Stored data:
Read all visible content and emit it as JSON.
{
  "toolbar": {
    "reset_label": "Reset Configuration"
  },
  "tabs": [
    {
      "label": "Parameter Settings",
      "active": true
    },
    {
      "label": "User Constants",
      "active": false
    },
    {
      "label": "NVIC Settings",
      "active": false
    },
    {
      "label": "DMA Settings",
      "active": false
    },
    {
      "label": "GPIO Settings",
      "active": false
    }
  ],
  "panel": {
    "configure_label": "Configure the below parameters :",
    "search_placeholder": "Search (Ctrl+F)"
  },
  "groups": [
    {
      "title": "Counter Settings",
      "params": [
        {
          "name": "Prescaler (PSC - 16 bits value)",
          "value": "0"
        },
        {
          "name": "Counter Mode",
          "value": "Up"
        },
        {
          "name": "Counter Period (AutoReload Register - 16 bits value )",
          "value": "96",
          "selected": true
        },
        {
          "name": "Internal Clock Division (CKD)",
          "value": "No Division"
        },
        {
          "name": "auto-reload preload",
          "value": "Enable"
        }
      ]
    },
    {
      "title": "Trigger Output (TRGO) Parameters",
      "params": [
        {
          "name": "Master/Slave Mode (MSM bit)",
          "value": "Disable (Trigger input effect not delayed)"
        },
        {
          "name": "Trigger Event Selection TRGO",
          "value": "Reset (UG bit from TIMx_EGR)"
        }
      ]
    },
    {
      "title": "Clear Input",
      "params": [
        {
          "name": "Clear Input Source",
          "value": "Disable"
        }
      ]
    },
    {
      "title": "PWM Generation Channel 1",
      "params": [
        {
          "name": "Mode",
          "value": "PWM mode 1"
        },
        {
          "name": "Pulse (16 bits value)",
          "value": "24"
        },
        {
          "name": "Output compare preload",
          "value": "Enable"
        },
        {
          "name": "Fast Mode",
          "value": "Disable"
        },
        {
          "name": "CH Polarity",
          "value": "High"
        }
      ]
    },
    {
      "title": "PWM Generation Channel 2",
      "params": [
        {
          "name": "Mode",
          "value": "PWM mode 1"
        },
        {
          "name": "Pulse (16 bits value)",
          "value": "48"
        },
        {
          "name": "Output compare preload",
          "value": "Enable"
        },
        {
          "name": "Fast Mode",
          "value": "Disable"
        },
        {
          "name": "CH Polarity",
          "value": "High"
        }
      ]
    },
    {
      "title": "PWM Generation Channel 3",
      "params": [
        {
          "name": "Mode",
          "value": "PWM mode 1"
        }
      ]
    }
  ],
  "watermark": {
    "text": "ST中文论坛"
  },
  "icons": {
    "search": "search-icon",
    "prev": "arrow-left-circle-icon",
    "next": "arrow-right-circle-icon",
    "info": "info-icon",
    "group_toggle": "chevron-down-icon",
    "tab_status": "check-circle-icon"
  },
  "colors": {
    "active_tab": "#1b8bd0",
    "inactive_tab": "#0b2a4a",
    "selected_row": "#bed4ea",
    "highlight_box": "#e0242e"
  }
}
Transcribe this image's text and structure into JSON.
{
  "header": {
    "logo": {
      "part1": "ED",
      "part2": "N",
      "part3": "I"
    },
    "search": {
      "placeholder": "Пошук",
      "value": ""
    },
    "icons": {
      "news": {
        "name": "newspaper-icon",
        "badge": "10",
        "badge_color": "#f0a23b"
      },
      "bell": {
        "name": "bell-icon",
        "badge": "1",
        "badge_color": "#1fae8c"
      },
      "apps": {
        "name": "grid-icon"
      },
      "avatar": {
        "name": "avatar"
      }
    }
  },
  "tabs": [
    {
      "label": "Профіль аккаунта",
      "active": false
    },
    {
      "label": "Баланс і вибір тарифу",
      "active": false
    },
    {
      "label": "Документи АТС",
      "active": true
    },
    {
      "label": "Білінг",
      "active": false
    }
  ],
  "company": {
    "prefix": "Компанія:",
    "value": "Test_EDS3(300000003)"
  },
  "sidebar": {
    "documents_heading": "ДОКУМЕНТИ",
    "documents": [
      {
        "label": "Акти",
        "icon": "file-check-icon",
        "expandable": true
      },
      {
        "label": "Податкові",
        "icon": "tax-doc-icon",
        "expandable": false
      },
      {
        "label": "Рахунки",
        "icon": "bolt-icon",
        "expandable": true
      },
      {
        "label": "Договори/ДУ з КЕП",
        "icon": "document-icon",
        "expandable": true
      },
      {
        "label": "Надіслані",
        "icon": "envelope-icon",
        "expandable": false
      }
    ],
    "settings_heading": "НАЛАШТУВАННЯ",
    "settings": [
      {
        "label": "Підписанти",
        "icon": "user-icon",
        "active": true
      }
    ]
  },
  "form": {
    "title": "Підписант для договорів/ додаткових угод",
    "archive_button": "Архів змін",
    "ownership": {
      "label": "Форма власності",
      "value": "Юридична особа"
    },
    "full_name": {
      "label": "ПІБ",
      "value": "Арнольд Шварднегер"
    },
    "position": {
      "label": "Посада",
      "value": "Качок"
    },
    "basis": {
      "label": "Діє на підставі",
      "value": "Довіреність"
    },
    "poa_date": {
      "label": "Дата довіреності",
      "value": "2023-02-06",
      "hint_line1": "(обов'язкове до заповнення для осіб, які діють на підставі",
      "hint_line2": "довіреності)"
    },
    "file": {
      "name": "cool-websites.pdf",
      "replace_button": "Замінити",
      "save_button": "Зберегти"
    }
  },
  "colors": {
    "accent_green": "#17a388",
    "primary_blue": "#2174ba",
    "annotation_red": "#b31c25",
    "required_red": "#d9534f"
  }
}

▶ Stated exercise
From the listing, copy each line containing the word "підставі".

▶ Task output
      "label": "Діє на підставі",
      "hint_line1": "(обов'язкове до заповнення для осіб, які діють на підставі",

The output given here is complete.